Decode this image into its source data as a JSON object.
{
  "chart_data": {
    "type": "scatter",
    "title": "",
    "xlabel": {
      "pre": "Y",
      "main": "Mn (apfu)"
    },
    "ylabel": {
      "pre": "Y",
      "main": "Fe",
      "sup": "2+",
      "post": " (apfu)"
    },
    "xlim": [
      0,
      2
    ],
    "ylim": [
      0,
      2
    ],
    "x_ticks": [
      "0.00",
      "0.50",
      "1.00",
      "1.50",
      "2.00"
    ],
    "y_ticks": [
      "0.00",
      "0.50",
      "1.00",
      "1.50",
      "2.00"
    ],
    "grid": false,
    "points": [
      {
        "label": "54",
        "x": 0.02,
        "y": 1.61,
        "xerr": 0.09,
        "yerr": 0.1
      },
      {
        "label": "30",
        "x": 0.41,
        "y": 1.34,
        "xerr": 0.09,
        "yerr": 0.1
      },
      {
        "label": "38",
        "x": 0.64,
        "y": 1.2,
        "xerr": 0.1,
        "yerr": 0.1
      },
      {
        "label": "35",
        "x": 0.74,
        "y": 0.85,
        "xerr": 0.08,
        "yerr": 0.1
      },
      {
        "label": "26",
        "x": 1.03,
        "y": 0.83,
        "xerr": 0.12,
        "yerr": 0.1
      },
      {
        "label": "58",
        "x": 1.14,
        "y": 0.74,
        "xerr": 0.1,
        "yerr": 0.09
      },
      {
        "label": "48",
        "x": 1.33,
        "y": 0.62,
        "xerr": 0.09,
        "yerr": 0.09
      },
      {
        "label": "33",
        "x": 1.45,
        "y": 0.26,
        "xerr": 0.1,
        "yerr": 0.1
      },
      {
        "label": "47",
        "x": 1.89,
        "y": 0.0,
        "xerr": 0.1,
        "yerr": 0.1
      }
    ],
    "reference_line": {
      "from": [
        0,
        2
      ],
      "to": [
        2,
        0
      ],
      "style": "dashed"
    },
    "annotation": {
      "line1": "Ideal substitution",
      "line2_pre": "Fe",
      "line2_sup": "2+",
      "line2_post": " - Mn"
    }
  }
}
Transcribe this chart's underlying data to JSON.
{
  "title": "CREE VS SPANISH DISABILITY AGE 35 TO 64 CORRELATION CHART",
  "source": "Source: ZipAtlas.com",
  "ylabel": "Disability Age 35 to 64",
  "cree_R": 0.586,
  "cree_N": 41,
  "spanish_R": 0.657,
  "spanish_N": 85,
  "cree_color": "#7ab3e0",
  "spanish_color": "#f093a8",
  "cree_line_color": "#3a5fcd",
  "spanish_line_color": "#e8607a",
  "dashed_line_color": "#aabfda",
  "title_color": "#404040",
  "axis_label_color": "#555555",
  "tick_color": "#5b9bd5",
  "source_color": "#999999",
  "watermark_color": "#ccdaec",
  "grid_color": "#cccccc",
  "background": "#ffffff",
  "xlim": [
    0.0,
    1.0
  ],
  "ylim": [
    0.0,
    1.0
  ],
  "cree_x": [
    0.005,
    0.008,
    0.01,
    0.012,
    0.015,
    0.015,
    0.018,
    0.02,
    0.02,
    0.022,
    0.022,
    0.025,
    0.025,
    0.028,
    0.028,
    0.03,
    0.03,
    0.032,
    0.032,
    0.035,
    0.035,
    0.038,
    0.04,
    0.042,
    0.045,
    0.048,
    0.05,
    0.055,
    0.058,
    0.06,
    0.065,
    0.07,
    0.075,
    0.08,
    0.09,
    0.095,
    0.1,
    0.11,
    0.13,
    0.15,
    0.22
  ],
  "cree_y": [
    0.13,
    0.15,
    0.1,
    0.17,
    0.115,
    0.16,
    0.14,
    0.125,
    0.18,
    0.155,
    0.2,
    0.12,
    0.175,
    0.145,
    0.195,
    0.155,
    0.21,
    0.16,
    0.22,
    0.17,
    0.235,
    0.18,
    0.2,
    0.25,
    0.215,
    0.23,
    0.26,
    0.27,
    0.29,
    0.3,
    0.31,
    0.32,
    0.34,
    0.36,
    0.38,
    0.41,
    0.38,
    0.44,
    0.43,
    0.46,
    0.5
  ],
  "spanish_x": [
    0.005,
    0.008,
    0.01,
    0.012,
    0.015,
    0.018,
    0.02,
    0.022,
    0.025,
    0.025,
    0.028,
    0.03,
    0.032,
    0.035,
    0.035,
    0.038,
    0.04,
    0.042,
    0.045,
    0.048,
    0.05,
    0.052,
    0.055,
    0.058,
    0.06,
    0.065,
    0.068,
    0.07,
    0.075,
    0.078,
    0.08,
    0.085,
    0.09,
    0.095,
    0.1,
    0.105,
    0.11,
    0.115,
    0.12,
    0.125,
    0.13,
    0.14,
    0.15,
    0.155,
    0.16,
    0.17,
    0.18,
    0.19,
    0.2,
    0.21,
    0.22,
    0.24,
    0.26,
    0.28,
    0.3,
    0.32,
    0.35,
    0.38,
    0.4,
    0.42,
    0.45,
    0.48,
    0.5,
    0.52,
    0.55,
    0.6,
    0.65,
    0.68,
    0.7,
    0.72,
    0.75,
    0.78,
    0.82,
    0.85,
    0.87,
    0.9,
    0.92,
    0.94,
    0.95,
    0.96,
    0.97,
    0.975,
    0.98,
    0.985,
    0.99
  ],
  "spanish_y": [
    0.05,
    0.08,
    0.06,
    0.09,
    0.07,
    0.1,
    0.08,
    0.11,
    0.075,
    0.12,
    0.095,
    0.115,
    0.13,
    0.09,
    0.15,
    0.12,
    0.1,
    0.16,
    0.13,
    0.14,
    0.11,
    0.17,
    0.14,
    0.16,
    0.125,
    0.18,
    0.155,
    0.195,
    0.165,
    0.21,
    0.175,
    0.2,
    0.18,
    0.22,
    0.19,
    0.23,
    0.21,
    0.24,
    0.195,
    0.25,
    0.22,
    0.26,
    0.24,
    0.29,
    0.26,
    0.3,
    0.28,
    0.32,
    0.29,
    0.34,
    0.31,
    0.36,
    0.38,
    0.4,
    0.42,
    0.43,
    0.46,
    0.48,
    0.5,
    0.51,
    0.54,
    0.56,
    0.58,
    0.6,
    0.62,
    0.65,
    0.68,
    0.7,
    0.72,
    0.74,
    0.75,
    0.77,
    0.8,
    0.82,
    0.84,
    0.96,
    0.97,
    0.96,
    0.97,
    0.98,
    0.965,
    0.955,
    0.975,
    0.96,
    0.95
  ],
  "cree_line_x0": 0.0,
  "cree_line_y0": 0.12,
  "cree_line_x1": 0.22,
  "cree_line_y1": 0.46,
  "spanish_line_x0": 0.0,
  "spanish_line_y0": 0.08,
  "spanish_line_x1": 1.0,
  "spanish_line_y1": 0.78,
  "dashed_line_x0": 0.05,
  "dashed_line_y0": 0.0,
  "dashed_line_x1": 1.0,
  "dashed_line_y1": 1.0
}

> _Brief_
Reproduce every entry shown above, precisely as it stands.

> _Answer to this task_
Decode this image into its source data as a JSON object.
{
  "chart_data": {
    "type": "scatter",
    "title": "",
    "xlabel": {
      "pre": "Y",
      "main": "Mn (apfu)"
    },
    "ylabel": {
      "pre": "Y",
      "main": "Fe",
      "sup": "2+",
      "post": " (apfu)"
    },
    "xlim": [
      0,
      2
    ],
    "ylim": [
      0,
      2
    ],
    "x_ticks": [
      "0.00",
      "0.50",
      "1.00",
      "1.50",
      "2.00"
    ],
    "y_ticks": [
      "0.00",
      "0.50",
      "1.00",
      "1.50",
      "2.00"
    ],
    "grid": false,
    "points": [
      {
        "label": "54",
        "x": 0.02,
        "y": 1.61,
        "xerr": 0.09,
        "yerr": 0.1
      },
      {
        "label": "30",
        "x": 0.41,
        "y": 1.34,
        "xerr": 0.09,
        "yerr": 0.1
      },
      {
        "label": "38",
        "x": 0.64,
        "y": 1.2,
        "xerr": 0.1,
        "yerr": 0.1
      },
      {
        "label": "35",
        "x": 0.74,
        "y": 0.85,
        "xerr": 0.08,
        "yerr": 0.1
      },
      {
        "label": "26",
        "x": 1.03,
        "y": 0.83,
        "xerr": 0.12,
        "yerr": 0.1
      },
      {
        "label": "58",
        "x": 1.14,
        "y": 0.74,
        "xerr": 0.1,
        "yerr": 0.09
      },
      {
        "label": "48",
        "x": 1.33,
        "y": 0.62,
        "xerr": 0.09,
        "yerr": 0.09
      },
      {
        "label": "33",
        "x": 1.45,
        "y": 0.26,
        "xerr": 0.1,
        "yerr": 0.1
      },
      {
        "label": "47",
        "x": 1.89,
        "y": 0.0,
        "xerr": 0.1,
        "yerr": 0.1
      }
    ],
    "reference_line": {
      "from": [
        0,
        2
      ],
      "to": [
        2,
        0
      ],
      "style": "dashed"
    },
    "annotation": {
      "line1": "Ideal substitution",
      "line2_pre": "Fe",
      "line2_sup": "2+",
      "line2_post": " - Mn"
    }
  }
}
Transcribe this chart's underlying data to JSON.
{
  "title": "CREE VS SPANISH DISABILITY AGE 35 TO 64 CORRELATION CHART",
  "source": "Source: ZipAtlas.com",
  "ylabel": "Disability Age 35 to 64",
  "cree_R": 0.586,
  "cree_N": 41,
  "spanish_R": 0.657,
  "spanish_N": 85,
  "cree_color": "#7ab3e0",
  "spanish_color": "#f093a8",
  "cree_line_color": "#3a5fcd",
  "spanish_line_color": "#e8607a",
  "dashed_line_color": "#aabfda",
  "title_color": "#404040",
  "axis_label_color": "#555555",
  "tick_color": "#5b9bd5",
  "source_color": "#999999",
  "watermark_color": "#ccdaec",
  "grid_color": "#cccccc",
  "background": "#ffffff",
  "xlim": [
    0.0,
    1.0
  ],
  "ylim": [
    0.0,
    1.0
  ],
  "cree_x": [
    0.005,
    0.008,
    0.01,
    0.012,
    0.015,
    0.015,
    0.018,
    0.02,
    0.02,
    0.022,
    0.022,
    0.025,
    0.025,
    0.028,
    0.028,
    0.03,
    0.03,
    0.032,
    0.032,
    0.035,
    0.035,
    0.038,
    0.04,
    0.042,
    0.045,
    0.048,
    0.05,
    0.055,
    0.058,
    0.06,
    0.065,
    0.07,
    0.075,
    0.08,
    0.09,
    0.095,
    0.1,
    0.11,
    0.13,
    0.15,
    0.22
  ],
  "cree_y": [
    0.13,
    0.15,
    0.1,
    0.17,
    0.115,
    0.16,
    0.14,
    0.125,
    0.18,
    0.155,
    0.2,
    0.12,
    0.175,
    0.145,
    0.195,
    0.155,
    0.21,
    0.16,
    0.22,
    0.17,
    0.235,
    0.18,
    0.2,
    0.25,
    0.215,
    0.23,
    0.26,
    0.27,
    0.29,
    0.3,
    0.31,
    0.32,
    0.34,
    0.36,
    0.38,
    0.41,
    0.38,
    0.44,
    0.43,
    0.46,
    0.5
  ],
  "spanish_x": [
    0.005,
    0.008,
    0.01,
    0.012,
    0.015,
    0.018,
    0.02,
    0.022,
    0.025,
    0.025,
    0.028,
    0.03,
    0.032,
    0.035,
    0.035,
    0.038,
    0.04,
    0.042,
    0.045,
    0.048,
    0.05,
    0.052,
    0.055,
    0.058,
    0.06,
    0.065,
    0.068,
    0.07,
    0.075,
    0.078,
    0.08,
    0.085,
    0.09,
    0.095,
    0.1,
    0.105,
    0.11,
    0.115,
    0.12,
    0.125,
    0.13,
    0.14,
    0.15,
    0.155,
    0.16,
    0.17,
    0.18,
    0.19,
    0.2,
    0.21,
    0.22,
    0.24,
    0.26,
    0.28,
    0.3,
    0.32,
    0.35,
    0.38,
    0.4,
    0.42,
    0.45,
    0.48,
    0.5,
    0.52,
    0.55,
    0.6,
    0.65,
    0.68,
    0.7,
    0.72,
    0.75,
    0.78,
    0.82,
    0.85,
    0.87,
    0.9,
    0.92,
    0.94,
    0.95,
    0.96,
    0.97,
    0.975,
    0.98,
    0.985,
    0.99
  ],
  "spanish_y": [
    0.05,
    0.08,
    0.06,
    0.09,
    0.07,
    0.1,
    0.08,
    0.11,
    0.075,
    0.12,
    0.095,
    0.115,
    0.13,
    0.09,
    0.15,
    0.12,
    0.1,
    0.16,
    0.13,
    0.14,
    0.11,
    0.17,
    0.14,
    0.16,
    0.125,
    0.18,
    0.155,
    0.195,
    0.165,
    0.21,
    0.175,
    0.2,
    0.18,
    0.22,
    0.19,
    0.23,
    0.21,
    0.24,
    0.195,
    0.25,
    0.22,
    0.26,
    0.24,
    0.29,
    0.26,
    0.3,
    0.28,
    0.32,
    0.29,
    0.34,
    0.31,
    0.36,
    0.38,
    0.4,
    0.42,
    0.43,
    0.46,
    0.48,
    0.5,
    0.51,
    0.54,
    0.56,
    0.58,
    0.6,
    0.62,
    0.65,
    0.68,
    0.7,
    0.72,
    0.74,
    0.75,
    0.77,
    0.8,
    0.82,
    0.84,
    0.96,
    0.97,
    0.96,
    0.97,
    0.98,
    0.965,
    0.955,
    0.975,
    0.96,
    0.95
  ],
  "cree_line_x0": 0.0,
  "cree_line_y0": 0.12,
  "cree_line_x1": 0.22,
  "cree_line_y1": 0.46,
  "spanish_line_x0": 0.0,
  "spanish_line_y0": 0.08,
  "spanish_line_x1": 1.0,
  "spanish_line_y1": 0.78,
  "dashed_line_x0": 0.05,
  "dashed_line_y0": 0.0,
  "dashed_line_x1": 1.0,
  "dashed_line_y1": 1.0
}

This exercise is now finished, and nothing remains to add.